(Exercise aim): Output all the material that follows, exactly as given.

════════════════════

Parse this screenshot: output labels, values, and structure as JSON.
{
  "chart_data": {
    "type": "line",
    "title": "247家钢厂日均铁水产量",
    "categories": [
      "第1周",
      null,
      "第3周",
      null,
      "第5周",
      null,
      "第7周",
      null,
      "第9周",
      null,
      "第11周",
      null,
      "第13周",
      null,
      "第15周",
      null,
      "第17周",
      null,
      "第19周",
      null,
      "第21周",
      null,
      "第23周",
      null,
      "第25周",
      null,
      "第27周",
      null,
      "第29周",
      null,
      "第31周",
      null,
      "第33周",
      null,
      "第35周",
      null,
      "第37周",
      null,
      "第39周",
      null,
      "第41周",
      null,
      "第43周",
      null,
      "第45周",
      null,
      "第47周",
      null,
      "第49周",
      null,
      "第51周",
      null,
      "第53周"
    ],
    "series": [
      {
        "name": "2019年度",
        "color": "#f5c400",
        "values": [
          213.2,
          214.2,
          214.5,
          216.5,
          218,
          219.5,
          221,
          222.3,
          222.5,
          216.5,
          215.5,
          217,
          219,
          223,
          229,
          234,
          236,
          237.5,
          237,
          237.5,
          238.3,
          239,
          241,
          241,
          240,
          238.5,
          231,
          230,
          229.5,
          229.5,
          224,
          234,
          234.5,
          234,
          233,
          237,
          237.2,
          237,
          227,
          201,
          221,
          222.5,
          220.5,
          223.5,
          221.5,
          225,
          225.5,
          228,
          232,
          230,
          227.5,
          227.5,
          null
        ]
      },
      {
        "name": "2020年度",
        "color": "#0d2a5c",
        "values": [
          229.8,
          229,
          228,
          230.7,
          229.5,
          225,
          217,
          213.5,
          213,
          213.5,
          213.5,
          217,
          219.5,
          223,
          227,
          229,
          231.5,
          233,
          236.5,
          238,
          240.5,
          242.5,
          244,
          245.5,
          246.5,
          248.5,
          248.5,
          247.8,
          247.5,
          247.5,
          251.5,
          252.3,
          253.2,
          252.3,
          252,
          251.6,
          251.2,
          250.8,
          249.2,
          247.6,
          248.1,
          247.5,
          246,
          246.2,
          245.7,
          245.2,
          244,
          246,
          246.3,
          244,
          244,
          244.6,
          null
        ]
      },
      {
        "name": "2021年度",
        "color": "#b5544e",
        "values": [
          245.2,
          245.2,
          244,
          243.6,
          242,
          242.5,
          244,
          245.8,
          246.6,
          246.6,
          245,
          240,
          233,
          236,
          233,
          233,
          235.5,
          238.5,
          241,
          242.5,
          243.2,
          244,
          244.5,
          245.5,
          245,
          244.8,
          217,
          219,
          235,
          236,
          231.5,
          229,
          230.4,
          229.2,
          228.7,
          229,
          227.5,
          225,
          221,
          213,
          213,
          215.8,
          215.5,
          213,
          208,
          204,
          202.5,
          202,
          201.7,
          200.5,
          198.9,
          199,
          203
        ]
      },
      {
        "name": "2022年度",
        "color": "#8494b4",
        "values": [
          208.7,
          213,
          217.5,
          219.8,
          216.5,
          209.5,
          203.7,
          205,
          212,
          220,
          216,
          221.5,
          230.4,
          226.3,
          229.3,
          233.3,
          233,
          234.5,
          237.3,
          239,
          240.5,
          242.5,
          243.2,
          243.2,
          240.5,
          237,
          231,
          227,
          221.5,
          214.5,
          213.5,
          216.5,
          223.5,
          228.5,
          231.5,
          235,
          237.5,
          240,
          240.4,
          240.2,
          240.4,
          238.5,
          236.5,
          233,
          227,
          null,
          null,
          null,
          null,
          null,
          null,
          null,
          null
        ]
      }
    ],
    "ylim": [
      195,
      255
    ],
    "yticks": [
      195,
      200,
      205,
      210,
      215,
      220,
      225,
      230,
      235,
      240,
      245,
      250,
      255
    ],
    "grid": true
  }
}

════════════════════

(Full response):
Parse this screenshot: output labels, values, and structure as JSON.
{
  "chart_data": {
    "type": "line",
    "title": "247家钢厂日均铁水产量",
    "categories": [
      "第1周",
      null,
      "第3周",
      null,
      "第5周",
      null,
      "第7周",
      null,
      "第9周",
      null,
      "第11周",
      null,
      "第13周",
      null,
      "第15周",
      null,
      "第17周",
      null,
      "第19周",
      null,
      "第21周",
      null,
      "第23周",
      null,
      "第25周",
      null,
      "第27周",
      null,
      "第29周",
      null,
      "第31周",
      null,
      "第33周",
      null,
      "第35周",
      null,
      "第37周",
      null,
      "第39周",
      null,
      "第41周",
      null,
      "第43周",
      null,
      "第45周",
      null,
      "第47周",
      null,
      "第49周",
      null,
      "第51周",
      null,
      "第53周"
    ],
    "series": [
      {
        "name": "2019年度",
        "color": "#f5c400",
        "values": [
          213.2,
          214.2,
          214.5,
          216.5,
          218,
          219.5,
          221,
          222.3,
          222.5,
          216.5,
          215.5,
          217,
          219,
          223,
          229,
          234,
          236,
          237.5,
          237,
          237.5,
          238.3,
          239,
          241,
          241,
          240,
          238.5,
          231,
          230,
          229.5,
          229.5,
          224,
          234,
          234.5,
          234,
          233,
          237,
          237.2,
          237,
          227,
          201,
          221,
          222.5,
          220.5,
          223.5,
          221.5,
          225,
          225.5,
          228,
          232,
          230,
          227.5,
          227.5,
          null
        ]
      },
      {
        "name": "2020年度",
        "color": "#0d2a5c",
        "values": [
          229.8,
          229,
          228,
          230.7,
          229.5,
          225,
          217,
          213.5,
          213,
          213.5,
          213.5,
          217,
          219.5,
          223,
          227,
          229,
          231.5,
          233,
          236.5,
          238,
          240.5,
          242.5,
          244,
          245.5,
          246.5,
          248.5,
          248.5,
          247.8,
          247.5,
          247.5,
          251.5,
          252.3,
          253.2,
          252.3,
          252,
          251.6,
          251.2,
          250.8,
          249.2,
          247.6,
          248.1,
          247.5,
          246,
          246.2,
          245.7,
          245.2,
          244,
          246,
          246.3,
          244,
          244,
          244.6,
          null
        ]
      },
      {
        "name": "2021年度",
        "color": "#b5544e",
        "values": [
          245.2,
          245.2,
          244,
          243.6,
          242,
          242.5,
          244,
          245.8,
          246.6,
          246.6,
          245,
          240,
          233,
          236,
          233,
          233,
          235.5,
          238.5,
          241,
          242.5,
          243.2,
          244,
          244.5,
          245.5,
          245,
          244.8,
          217,
          219,
          235,
          236,
          231.5,
          229,
          230.4,
          229.2,
          228.7,
          229,
          227.5,
          225,
          221,
          213,
          213,
          215.8,
          215.5,
          213,
          208,
          204,
          202.5,
          202,
          201.7,
          200.5,
          198.9,
          199,
          203
        ]
      },
      {
        "name": "2022年度",
        "color": "#8494b4",
        "values": [
          208.7,
          213,
          217.5,
          219.8,
          216.5,
          209.5,
          203.7,
          205,
          212,
          220,
          216,
          221.5,
          230.4,
          226.3,
          229.3,
          233.3,
          233,
          234.5,
          237.3,
          239,
          240.5,
          242.5,
          243.2,
          243.2,
          240.5,
          237,
          231,
          227,
          221.5,
          214.5,
          213.5,
          216.5,
          223.5,
          228.5,
          231.5,
          235,
          237.5,
          240,
          240.4,
          240.2,
          240.4,
          238.5,
          236.5,
          233,
          227,
          null,
          null,
          null,
          null,
          null,
          null,
          null,
          null
        ]
      }
    ],
    "ylim": [
      195,
      255
    ],
    "yticks": [
      195,
      200,
      205,
      210,
      215,
      220,
      225,
      230,
      235,
      240,
      245,
      250,
      255
    ],
    "grid": true
  }
}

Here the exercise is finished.